Return the records below from the line containing "Read all visible" onward, exactly, through and including the last line.

>>

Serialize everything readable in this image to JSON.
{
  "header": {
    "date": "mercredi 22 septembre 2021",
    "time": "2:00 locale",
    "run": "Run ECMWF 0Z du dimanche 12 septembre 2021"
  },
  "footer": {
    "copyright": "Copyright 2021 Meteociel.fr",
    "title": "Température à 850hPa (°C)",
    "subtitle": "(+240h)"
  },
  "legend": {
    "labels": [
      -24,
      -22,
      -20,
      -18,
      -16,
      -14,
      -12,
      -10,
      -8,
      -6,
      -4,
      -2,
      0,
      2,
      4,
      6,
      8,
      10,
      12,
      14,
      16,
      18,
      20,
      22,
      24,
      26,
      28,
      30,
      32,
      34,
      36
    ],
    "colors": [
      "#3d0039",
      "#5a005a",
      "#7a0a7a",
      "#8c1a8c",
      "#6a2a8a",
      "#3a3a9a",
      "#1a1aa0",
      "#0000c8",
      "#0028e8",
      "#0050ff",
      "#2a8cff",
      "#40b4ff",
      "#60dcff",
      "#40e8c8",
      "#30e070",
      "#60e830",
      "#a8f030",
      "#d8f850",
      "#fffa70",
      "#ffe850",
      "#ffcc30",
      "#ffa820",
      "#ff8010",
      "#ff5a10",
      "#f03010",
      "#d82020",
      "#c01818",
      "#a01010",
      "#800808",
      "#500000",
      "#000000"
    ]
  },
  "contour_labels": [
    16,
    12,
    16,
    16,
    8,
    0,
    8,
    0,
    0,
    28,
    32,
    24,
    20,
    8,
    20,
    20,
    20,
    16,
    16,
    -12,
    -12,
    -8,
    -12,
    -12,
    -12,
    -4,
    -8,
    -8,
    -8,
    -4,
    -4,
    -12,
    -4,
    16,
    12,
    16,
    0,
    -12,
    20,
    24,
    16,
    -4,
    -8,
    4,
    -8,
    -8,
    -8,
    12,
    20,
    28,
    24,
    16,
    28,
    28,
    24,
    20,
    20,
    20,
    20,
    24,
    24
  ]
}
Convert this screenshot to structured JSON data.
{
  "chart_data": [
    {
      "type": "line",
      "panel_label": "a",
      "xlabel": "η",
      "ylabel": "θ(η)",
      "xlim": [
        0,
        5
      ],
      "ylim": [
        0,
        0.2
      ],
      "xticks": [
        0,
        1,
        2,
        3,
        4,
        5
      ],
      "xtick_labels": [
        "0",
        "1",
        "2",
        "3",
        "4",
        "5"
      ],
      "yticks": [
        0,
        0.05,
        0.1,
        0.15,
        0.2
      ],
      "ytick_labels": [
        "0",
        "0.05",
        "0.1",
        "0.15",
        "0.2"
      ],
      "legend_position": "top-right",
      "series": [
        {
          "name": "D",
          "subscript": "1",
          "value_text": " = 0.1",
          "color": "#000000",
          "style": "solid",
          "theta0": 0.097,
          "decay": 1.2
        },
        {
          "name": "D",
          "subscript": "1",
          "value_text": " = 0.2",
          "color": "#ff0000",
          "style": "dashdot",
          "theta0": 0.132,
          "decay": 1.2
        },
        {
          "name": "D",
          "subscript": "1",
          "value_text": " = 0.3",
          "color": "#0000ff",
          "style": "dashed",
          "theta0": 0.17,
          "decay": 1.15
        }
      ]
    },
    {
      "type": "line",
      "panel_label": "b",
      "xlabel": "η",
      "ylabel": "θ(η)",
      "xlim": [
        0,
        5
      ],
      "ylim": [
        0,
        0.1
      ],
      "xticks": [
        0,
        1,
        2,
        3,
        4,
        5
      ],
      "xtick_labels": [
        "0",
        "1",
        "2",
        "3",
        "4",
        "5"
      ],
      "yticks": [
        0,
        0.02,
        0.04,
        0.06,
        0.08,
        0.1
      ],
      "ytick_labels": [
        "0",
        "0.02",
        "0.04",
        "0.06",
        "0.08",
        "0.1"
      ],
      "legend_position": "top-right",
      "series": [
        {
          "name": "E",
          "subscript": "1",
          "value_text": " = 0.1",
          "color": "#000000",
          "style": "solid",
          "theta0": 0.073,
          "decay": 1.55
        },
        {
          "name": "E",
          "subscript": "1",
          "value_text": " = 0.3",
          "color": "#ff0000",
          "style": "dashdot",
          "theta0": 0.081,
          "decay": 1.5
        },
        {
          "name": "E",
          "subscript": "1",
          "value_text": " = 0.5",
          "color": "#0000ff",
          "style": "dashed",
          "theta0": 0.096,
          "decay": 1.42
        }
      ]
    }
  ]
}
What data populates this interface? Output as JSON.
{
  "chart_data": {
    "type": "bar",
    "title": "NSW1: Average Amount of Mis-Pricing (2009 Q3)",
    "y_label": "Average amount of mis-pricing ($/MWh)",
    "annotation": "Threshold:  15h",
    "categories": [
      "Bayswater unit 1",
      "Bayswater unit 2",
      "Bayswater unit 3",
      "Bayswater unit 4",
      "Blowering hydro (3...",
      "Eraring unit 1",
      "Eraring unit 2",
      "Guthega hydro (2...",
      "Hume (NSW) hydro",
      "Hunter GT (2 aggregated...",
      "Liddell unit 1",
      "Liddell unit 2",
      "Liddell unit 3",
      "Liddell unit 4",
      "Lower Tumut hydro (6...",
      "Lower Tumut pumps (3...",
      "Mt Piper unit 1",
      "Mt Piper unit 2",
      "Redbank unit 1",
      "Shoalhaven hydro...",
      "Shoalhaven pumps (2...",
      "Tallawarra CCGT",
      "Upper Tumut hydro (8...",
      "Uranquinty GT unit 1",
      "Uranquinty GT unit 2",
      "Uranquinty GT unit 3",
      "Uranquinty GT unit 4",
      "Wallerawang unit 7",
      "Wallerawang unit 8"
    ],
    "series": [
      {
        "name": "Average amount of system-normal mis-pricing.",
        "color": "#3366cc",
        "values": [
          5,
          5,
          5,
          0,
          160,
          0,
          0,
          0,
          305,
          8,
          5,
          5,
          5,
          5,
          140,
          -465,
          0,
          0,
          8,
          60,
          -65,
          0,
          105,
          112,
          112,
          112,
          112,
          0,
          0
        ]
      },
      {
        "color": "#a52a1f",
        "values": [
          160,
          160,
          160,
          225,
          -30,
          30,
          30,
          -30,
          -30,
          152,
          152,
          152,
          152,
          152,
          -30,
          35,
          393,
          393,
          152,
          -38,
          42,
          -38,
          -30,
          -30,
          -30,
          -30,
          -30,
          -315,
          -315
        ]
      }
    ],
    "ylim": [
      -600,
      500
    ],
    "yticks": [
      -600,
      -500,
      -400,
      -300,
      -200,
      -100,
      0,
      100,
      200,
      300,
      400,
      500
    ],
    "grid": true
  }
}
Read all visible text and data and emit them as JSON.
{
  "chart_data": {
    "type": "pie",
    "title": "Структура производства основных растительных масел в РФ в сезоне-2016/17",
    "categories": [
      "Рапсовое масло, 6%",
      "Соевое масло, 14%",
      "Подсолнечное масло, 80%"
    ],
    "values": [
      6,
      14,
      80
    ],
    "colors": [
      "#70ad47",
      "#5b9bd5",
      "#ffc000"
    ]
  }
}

<<

◆ Exercise solution ◆
Read all visible text and data and emit them as JSON.
{
  "chart_data": {
    "type": "pie",
    "title": "Структура производства основных растительных масел в РФ в сезоне-2016/17",
    "categories": [
      "Рапсовое масло, 6%",
      "Соевое масло, 14%",
      "Подсолнечное масло, 80%"
    ],
    "values": [
      6,
      14,
      80
    ],
    "colors": [
      "#70ad47",
      "#5b9bd5",
      "#ffc000"
    ]
  }
}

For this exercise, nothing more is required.